Information supplied:
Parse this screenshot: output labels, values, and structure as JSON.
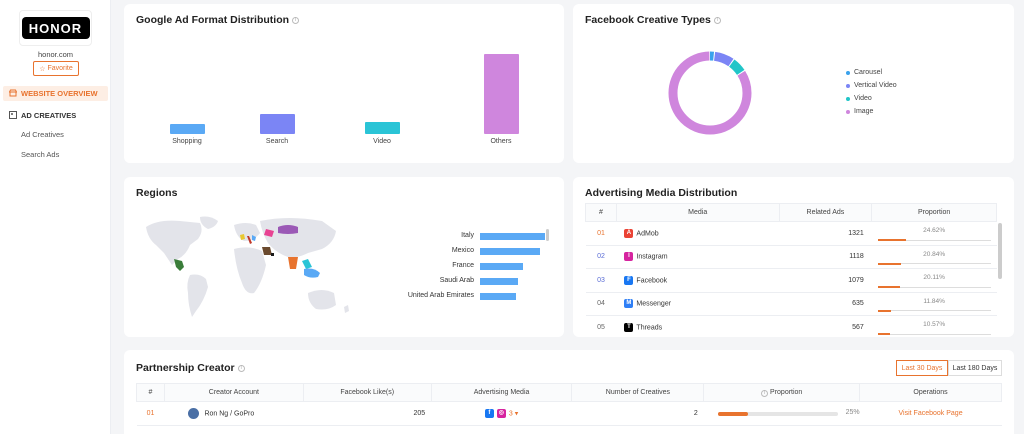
{
  "sidebar": {
    "logo_text": "HONOR",
    "domain": "honor.com",
    "favorite_label": "Favorite",
    "website_overview": "WEBSITE OVERVIEW",
    "ad_creatives_header": "AD CREATIVES",
    "sub_items": [
      "Ad Creatives",
      "Search Ads"
    ]
  },
  "google": {
    "title": "Google Ad Format Distribution",
    "chart_data": {
      "type": "bar",
      "categories": [
        "Shopping",
        "Search",
        "Video",
        "Others"
      ],
      "values": [
        12,
        25,
        15,
        100
      ],
      "colors": [
        "#5aa9f5",
        "#7b85f5",
        "#2ac4d6",
        "#cf86dd"
      ]
    }
  },
  "facebook": {
    "title": "Facebook Creative Types",
    "chart_data": {
      "type": "pie",
      "categories": [
        "Carousel",
        "Vertical Video",
        "Video",
        "Image"
      ],
      "values": [
        2,
        8,
        6,
        84
      ],
      "colors": [
        "#3aa2ec",
        "#7b85f5",
        "#21c5c8",
        "#cf86dd"
      ]
    }
  },
  "regions": {
    "title": "Regions",
    "chart_data": {
      "type": "bar",
      "categories": [
        "Italy",
        "Mexico",
        "France",
        "Saudi Arab",
        "United Arab Emirates"
      ],
      "values": [
        100,
        92,
        66,
        58,
        56
      ]
    }
  },
  "media": {
    "title": "Advertising Media Distribution",
    "headers": [
      "#",
      "Media",
      "Related Ads",
      "Proportion"
    ],
    "rows": [
      {
        "rank": "01",
        "name": "AdMob",
        "ads": "1321",
        "prop": "24.62%",
        "frac": 0.2462,
        "icon": "admob-icon",
        "color": "#ea4335"
      },
      {
        "rank": "02",
        "name": "Instagram",
        "ads": "1118",
        "prop": "20.84%",
        "frac": 0.2084,
        "icon": "instagram-icon",
        "color": "#d6249f"
      },
      {
        "rank": "03",
        "name": "Facebook",
        "ads": "1079",
        "prop": "20.11%",
        "frac": 0.2011,
        "icon": "facebook-icon",
        "color": "#1877f2"
      },
      {
        "rank": "04",
        "name": "Messenger",
        "ads": "635",
        "prop": "11.84%",
        "frac": 0.1184,
        "icon": "messenger-icon",
        "color": "#2f7ff6"
      },
      {
        "rank": "05",
        "name": "Threads",
        "ads": "567",
        "prop": "10.57%",
        "frac": 0.1057,
        "icon": "threads-icon",
        "color": "#000000"
      }
    ]
  },
  "partner": {
    "title": "Partnership Creator",
    "tabs": [
      "Last 30 Days",
      "Last 180 Days"
    ],
    "headers": [
      "#",
      "Creator Account",
      "Facebook Like(s)",
      "Advertising Media",
      "Number of Creatives",
      "Proportion",
      "Operations"
    ],
    "rows": [
      {
        "rank": "01",
        "account": "Ron Ng / GoPro",
        "likes": "205",
        "media_count": "3",
        "creatives": "2",
        "prop": "25%",
        "frac": 0.25,
        "op": "Visit Facebook Page"
      }
    ]
  }
}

Exercise goal:
Every record must be copied exactly, with images dropped from the result.

Finished task:
Parse this screenshot: output labels, values, and structure as JSON.
{
  "sidebar": {
    "logo_text": "HONOR",
    "domain": "honor.com",
    "favorite_label": "Favorite",
    "website_overview": "WEBSITE OVERVIEW",
    "ad_creatives_header": "AD CREATIVES",
    "sub_items": [
      "Ad Creatives",
      "Search Ads"
    ]
  },
  "google": {
    "title": "Google Ad Format Distribution",
    "chart_data": {
      "type": "bar",
      "categories": [
        "Shopping",
        "Search",
        "Video",
        "Others"
      ],
      "values": [
        12,
        25,
        15,
        100
      ],
      "colors": [
        "#5aa9f5",
        "#7b85f5",
        "#2ac4d6",
        "#cf86dd"
      ]
    }
  },
  "facebook": {
    "title": "Facebook Creative Types",
    "chart_data": {
      "type": "pie",
      "categories": [
        "Carousel",
        "Vertical Video",
        "Video",
        "Image"
      ],
      "values": [
        2,
        8,
        6,
        84
      ],
      "colors": [
        "#3aa2ec",
        "#7b85f5",
        "#21c5c8",
        "#cf86dd"
      ]
    }
  },
  "regions": {
    "title": "Regions",
    "chart_data": {
      "type": "bar",
      "categories": [
        "Italy",
        "Mexico",
        "France",
        "Saudi Arab",
        "United Arab Emirates"
      ],
      "values": [
        100,
        92,
        66,
        58,
        56
      ]
    }
  },
  "media": {
    "title": "Advertising Media Distribution",
    "headers": [
      "#",
      "Media",
      "Related Ads",
      "Proportion"
    ],
    "rows": [
      {
        "rank": "01",
        "name": "AdMob",
        "ads": "1321",
        "prop": "24.62%",
        "frac": 0.2462,
        "icon": "admob-icon",
        "color": "#ea4335"
      },
      {
        "rank": "02",
        "name": "Instagram",
        "ads": "1118",
        "prop": "20.84%",
        "frac": 0.2084,
        "icon": "instagram-icon",
        "color": "#d6249f"
      },
      {
        "rank": "03",
        "name": "Facebook",
        "ads": "1079",
        "prop": "20.11%",
        "frac": 0.2011,
        "icon": "facebook-icon",
        "color": "#1877f2"
      },
      {
        "rank": "04",
        "name": "Messenger",
        "ads": "635",
        "prop": "11.84%",
        "frac": 0.1184,
        "icon": "messenger-icon",
        "color": "#2f7ff6"
      },
      {
        "rank": "05",
        "name": "Threads",
        "ads": "567",
        "prop": "10.57%",
        "frac": 0.1057,
        "icon": "threads-icon",
        "color": "#000000"
      }
    ]
  },
  "partner": {
    "title": "Partnership Creator",
    "tabs": [
      "Last 30 Days",
      "Last 180 Days"
    ],
    "headers": [
      "#",
      "Creator Account",
      "Facebook Like(s)",
      "Advertising Media",
      "Number of Creatives",
      "Proportion",
      "Operations"
    ],
    "rows": [
      {
        "rank": "01",
        "account": "Ron Ng / GoPro",
        "likes": "205",
        "media_count": "3",
        "creatives": "2",
        "prop": "25%",
        "frac": 0.25,
        "op": "Visit Facebook Page"
      }
    ]
  }
}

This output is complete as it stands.